**WHAT YOU NEED TO DO:** Scan the lines below; pull out those with "gear".

**DATASET EXTRACT:**
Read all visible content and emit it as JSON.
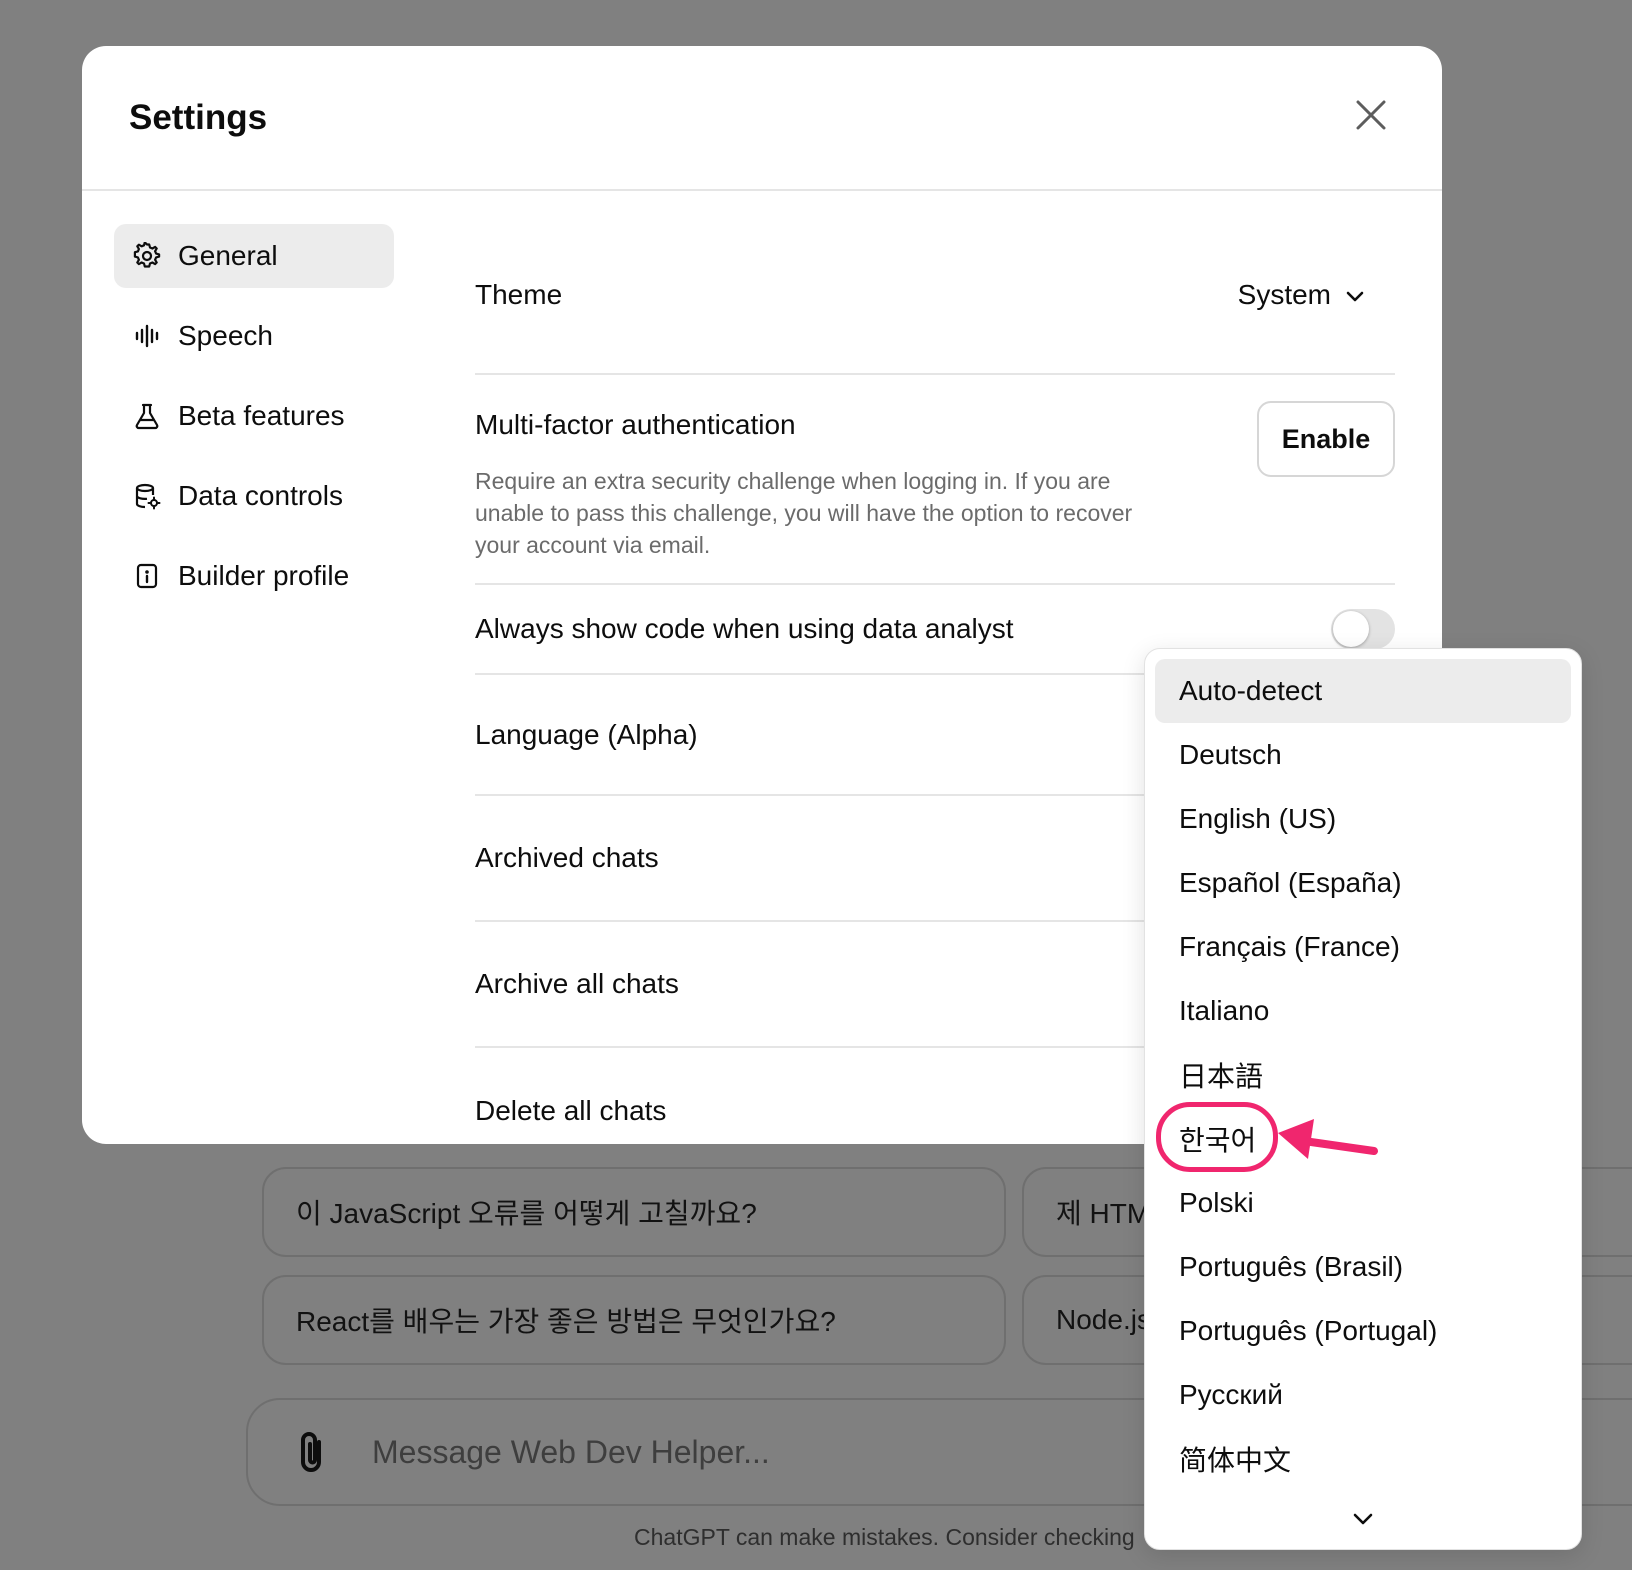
{
  "background": {
    "suggestions": [
      "이 JavaScript 오류를 어떻게 고칠까요?",
      "제 HTM",
      "React를 배우는 가장 좋은 방법은 무엇인가요?",
      "Node.js"
    ],
    "composer": {
      "placeholder": "Message Web Dev Helper...",
      "attach_icon": "paperclip-icon"
    },
    "disclaimer": "ChatGPT can make mistakes. Consider checking"
  },
  "modal": {
    "title": "Settings",
    "close_icon": "close-icon",
    "sidebar": {
      "items": [
        {
          "label": "General",
          "icon": "gear-icon",
          "active": true
        },
        {
          "label": "Speech",
          "icon": "waveform-icon",
          "active": false
        },
        {
          "label": "Beta features",
          "icon": "flask-icon",
          "active": false
        },
        {
          "label": "Data controls",
          "icon": "database-gear-icon",
          "active": false
        },
        {
          "label": "Builder profile",
          "icon": "id-badge-icon",
          "active": false
        }
      ]
    },
    "general": {
      "theme": {
        "label": "Theme",
        "value": "System"
      },
      "mfa": {
        "label": "Multi-factor authentication",
        "description": "Require an extra security challenge when logging in. If you are unable to pass this challenge, you will have the option to recover your account via email.",
        "button": "Enable"
      },
      "code_toggle": {
        "label": "Always show code when using data analyst",
        "enabled": false
      },
      "language": {
        "label": "Language (Alpha)"
      },
      "archived_chats": {
        "label": "Archived chats"
      },
      "archive_all": {
        "label": "Archive all chats"
      },
      "delete_all": {
        "label": "Delete all chats"
      }
    }
  },
  "language_dropdown": {
    "selected": "Auto-detect",
    "highlighted": "한국어",
    "options": [
      "Auto-detect",
      "Deutsch",
      "English (US)",
      "Español (España)",
      "Français (France)",
      "Italiano",
      "日本語",
      "한국어",
      "Polski",
      "Português (Brasil)",
      "Português (Portugal)",
      "Русский",
      "简体中文"
    ],
    "more_icon": "chevron-down-icon"
  },
  "colors": {
    "overlay": "#808080",
    "annotation": "#f0266e",
    "active_bg": "#ececec"
  }
}
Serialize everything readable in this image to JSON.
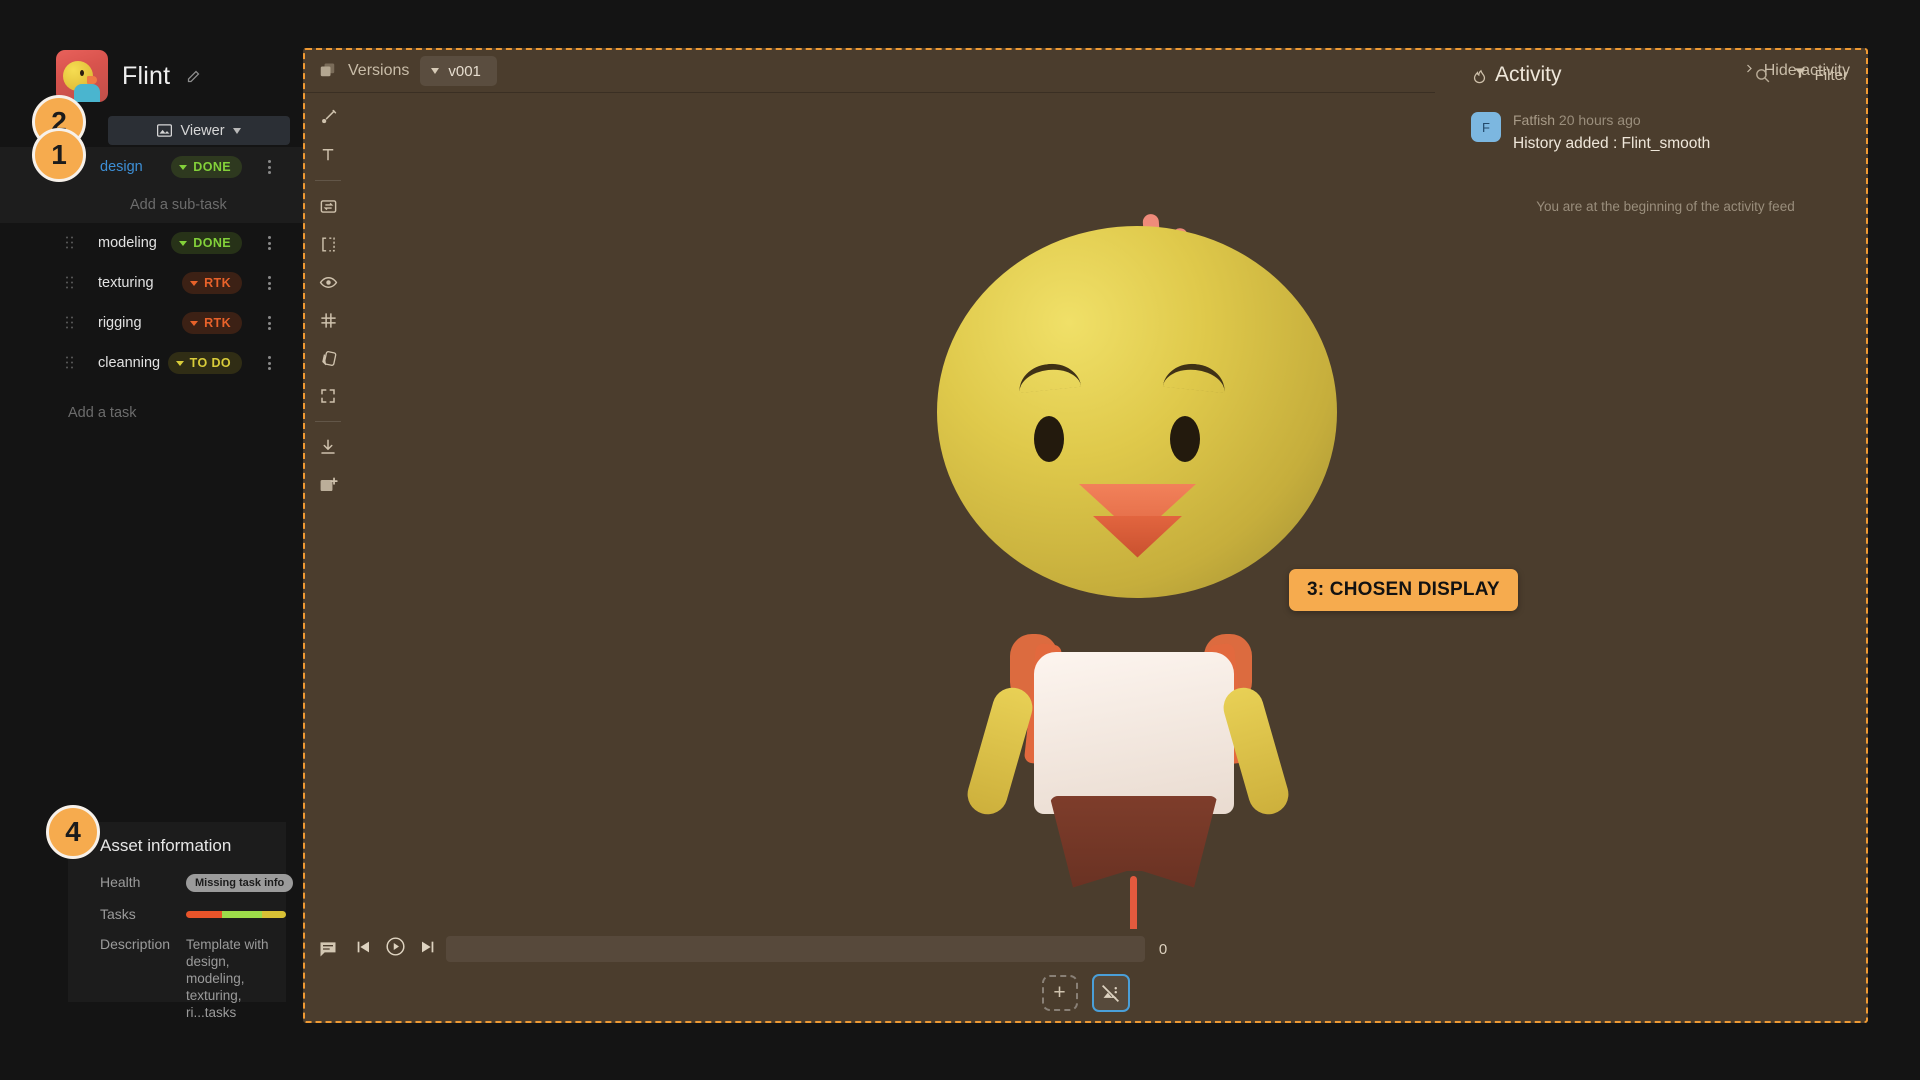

**FINISHED EXERCISE:**
          "icon": "gear-icon",
          "icon": "database-gear-icon",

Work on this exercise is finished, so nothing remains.